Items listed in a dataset
□ □ □

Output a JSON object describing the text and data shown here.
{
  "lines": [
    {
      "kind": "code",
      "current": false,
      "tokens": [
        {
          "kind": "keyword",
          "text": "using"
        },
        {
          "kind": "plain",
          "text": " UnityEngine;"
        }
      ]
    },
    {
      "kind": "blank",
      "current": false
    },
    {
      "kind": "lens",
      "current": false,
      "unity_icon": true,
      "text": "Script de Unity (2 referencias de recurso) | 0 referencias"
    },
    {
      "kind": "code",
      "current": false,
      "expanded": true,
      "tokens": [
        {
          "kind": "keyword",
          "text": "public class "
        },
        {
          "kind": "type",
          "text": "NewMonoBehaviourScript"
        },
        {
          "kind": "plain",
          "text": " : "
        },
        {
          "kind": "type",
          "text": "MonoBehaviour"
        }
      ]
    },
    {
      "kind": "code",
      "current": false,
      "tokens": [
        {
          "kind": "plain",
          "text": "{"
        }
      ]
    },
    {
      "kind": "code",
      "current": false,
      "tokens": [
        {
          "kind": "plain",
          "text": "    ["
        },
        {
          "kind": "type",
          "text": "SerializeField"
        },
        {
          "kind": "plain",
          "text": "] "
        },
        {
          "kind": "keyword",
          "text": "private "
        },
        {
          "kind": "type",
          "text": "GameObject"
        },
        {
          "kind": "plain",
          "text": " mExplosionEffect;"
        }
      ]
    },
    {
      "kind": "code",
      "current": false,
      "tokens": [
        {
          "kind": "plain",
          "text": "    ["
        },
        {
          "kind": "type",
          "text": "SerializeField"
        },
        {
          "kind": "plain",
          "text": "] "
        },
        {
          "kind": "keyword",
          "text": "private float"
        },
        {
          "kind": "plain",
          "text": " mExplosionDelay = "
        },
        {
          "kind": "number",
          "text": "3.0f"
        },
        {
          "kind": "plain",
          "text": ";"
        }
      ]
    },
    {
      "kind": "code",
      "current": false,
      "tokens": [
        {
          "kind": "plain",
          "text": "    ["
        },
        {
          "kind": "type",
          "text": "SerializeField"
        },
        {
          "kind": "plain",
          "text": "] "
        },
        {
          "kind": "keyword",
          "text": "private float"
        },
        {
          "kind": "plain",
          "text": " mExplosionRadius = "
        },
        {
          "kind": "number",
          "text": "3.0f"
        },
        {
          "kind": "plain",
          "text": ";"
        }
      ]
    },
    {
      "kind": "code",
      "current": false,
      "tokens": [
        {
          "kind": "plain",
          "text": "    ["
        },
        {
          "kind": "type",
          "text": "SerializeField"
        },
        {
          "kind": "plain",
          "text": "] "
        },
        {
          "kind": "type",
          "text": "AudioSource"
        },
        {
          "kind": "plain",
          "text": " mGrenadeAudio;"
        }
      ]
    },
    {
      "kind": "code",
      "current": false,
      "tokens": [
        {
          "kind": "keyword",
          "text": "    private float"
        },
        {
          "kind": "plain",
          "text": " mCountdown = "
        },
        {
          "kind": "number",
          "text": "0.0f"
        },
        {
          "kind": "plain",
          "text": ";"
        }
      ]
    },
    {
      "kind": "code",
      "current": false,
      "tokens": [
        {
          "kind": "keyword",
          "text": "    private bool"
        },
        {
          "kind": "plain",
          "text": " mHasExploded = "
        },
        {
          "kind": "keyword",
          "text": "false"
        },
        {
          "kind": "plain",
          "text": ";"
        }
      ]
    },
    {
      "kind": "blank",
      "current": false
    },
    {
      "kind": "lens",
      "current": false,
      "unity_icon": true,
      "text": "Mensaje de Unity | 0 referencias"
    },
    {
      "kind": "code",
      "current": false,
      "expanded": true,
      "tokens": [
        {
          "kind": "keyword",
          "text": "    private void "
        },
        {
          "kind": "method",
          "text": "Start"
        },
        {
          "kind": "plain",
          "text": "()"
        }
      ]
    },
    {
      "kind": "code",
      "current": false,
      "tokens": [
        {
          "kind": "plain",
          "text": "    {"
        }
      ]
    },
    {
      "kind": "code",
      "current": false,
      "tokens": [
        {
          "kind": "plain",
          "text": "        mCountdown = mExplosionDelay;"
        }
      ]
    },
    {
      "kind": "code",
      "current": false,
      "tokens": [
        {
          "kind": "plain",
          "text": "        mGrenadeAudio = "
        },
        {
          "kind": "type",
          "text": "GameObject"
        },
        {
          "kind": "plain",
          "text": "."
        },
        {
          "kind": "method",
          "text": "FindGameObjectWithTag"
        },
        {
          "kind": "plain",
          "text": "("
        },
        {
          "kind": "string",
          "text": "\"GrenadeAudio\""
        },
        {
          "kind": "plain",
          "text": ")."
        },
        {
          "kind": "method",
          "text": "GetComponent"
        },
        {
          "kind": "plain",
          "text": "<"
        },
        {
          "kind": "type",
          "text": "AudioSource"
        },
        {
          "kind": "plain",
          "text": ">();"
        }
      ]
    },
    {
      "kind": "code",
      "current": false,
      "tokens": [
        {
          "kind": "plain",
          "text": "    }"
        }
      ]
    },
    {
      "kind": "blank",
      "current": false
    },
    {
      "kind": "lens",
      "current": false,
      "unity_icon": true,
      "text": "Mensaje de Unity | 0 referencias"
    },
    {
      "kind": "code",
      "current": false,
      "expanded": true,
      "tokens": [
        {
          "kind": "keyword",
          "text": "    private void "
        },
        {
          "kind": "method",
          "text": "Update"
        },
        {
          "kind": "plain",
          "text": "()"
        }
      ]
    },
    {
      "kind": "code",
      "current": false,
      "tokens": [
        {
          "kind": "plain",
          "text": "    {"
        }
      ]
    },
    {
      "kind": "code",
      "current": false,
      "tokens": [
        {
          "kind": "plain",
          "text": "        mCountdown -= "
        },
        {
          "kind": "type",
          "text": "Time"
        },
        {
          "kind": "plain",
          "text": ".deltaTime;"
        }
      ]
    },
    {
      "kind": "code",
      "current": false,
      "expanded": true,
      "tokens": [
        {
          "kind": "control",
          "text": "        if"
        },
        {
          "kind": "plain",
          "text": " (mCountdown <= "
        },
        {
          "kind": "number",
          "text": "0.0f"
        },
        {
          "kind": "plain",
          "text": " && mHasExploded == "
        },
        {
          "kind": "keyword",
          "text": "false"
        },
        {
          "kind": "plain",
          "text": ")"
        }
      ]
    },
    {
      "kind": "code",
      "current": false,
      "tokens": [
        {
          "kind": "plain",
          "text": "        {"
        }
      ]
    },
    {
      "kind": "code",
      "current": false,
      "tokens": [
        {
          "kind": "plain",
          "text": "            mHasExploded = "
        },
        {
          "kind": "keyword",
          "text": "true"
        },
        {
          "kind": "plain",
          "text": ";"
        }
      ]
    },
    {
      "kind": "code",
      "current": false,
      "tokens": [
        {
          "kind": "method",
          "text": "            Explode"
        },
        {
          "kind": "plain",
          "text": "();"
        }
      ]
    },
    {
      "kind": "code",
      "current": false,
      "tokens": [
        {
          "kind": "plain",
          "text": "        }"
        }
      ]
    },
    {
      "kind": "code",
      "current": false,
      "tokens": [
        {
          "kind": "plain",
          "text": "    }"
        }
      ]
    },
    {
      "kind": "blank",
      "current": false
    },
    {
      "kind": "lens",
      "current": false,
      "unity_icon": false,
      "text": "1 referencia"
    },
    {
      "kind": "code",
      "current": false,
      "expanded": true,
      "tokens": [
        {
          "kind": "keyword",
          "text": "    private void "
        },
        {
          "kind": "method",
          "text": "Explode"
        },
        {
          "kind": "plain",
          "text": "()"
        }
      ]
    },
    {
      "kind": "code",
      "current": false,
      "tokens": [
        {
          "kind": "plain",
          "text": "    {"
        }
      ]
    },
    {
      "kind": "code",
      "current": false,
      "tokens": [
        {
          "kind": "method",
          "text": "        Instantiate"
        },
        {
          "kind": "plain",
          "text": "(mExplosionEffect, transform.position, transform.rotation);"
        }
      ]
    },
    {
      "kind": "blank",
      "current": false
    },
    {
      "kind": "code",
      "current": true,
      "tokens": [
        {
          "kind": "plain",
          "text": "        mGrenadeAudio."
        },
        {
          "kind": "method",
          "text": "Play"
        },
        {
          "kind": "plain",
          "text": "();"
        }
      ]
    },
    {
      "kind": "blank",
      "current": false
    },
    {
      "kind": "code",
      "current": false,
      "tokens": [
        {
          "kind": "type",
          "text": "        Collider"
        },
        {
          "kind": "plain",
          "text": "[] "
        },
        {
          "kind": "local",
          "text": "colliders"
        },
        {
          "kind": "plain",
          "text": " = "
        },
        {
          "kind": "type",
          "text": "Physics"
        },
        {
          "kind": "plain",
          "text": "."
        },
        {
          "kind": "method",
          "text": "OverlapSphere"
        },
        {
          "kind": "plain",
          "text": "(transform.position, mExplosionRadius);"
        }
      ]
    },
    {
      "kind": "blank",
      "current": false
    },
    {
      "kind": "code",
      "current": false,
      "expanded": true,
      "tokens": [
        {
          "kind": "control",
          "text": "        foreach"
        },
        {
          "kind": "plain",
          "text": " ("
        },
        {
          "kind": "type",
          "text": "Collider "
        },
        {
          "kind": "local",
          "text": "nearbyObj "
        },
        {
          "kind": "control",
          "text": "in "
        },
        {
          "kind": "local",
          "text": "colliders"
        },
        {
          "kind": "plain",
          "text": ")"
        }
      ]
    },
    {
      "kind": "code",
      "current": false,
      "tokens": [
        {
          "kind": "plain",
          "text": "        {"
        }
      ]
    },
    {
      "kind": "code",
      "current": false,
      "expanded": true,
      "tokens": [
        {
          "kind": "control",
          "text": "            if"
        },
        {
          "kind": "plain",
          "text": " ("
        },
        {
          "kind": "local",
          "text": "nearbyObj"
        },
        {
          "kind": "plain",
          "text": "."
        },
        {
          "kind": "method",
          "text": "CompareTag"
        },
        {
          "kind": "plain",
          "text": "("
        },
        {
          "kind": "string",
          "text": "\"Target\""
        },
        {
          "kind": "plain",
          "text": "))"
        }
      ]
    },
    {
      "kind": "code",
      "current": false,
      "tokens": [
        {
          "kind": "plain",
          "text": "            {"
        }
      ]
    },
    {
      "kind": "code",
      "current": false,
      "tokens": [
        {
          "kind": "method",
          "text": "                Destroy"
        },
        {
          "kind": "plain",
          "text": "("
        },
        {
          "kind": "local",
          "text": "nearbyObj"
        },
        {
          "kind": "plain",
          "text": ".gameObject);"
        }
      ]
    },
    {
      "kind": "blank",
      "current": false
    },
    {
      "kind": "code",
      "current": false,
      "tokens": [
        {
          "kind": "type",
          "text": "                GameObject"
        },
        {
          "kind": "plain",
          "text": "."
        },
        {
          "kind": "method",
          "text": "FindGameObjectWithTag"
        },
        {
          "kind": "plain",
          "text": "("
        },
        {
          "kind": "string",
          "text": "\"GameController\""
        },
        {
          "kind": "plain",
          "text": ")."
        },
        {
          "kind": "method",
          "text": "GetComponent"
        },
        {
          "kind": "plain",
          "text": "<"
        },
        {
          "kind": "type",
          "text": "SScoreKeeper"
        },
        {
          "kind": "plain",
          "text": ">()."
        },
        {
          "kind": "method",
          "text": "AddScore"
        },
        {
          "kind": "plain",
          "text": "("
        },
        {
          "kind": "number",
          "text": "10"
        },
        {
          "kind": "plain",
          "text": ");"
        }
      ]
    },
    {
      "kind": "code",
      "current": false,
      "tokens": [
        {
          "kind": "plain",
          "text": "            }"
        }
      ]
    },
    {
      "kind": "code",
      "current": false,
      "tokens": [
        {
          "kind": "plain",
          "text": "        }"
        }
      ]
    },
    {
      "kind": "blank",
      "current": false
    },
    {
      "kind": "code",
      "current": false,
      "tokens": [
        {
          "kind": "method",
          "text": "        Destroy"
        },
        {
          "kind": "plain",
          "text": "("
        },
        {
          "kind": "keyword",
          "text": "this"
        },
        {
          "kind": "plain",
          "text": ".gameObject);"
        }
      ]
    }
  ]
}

□ □ □

[What the exercise asks]: From the data above, copy each line where the string "mHasExploded" appears.

[Exercise output]:
          "text": " mHasExploded = "
          "text": " && mHasExploded == "
          "text": "            mHasExploded = "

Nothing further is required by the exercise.